→ **MATERIAL FOR THIS EXERCISE**
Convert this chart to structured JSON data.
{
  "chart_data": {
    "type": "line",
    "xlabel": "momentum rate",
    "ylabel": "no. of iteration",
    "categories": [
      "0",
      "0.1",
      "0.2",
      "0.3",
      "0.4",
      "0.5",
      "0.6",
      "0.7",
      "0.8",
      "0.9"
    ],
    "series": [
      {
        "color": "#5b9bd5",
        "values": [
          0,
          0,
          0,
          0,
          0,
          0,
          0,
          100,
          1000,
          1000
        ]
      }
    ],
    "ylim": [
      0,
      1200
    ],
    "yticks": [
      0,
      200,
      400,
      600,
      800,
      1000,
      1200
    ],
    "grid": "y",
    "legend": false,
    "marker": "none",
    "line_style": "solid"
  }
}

→ **WHAT IS BEING ASKED**
Each of the records should be retyped exactly.

→ **EXERCISE OUTPUT**
Convert this chart to structured JSON data.
{
  "chart_data": {
    "type": "line",
    "xlabel": "momentum rate",
    "ylabel": "no. of iteration",
    "categories": [
      "0",
      "0.1",
      "0.2",
      "0.3",
      "0.4",
      "0.5",
      "0.6",
      "0.7",
      "0.8",
      "0.9"
    ],
    "series": [
      {
        "color": "#5b9bd5",
        "values": [
          0,
          0,
          0,
          0,
          0,
          0,
          0,
          100,
          1000,
          1000
        ]
      }
    ],
    "ylim": [
      0,
      1200
    ],
    "yticks": [
      0,
      200,
      400,
      600,
      800,
      1000,
      1200
    ],
    "grid": "y",
    "legend": false,
    "marker": "none",
    "line_style": "solid"
  }
}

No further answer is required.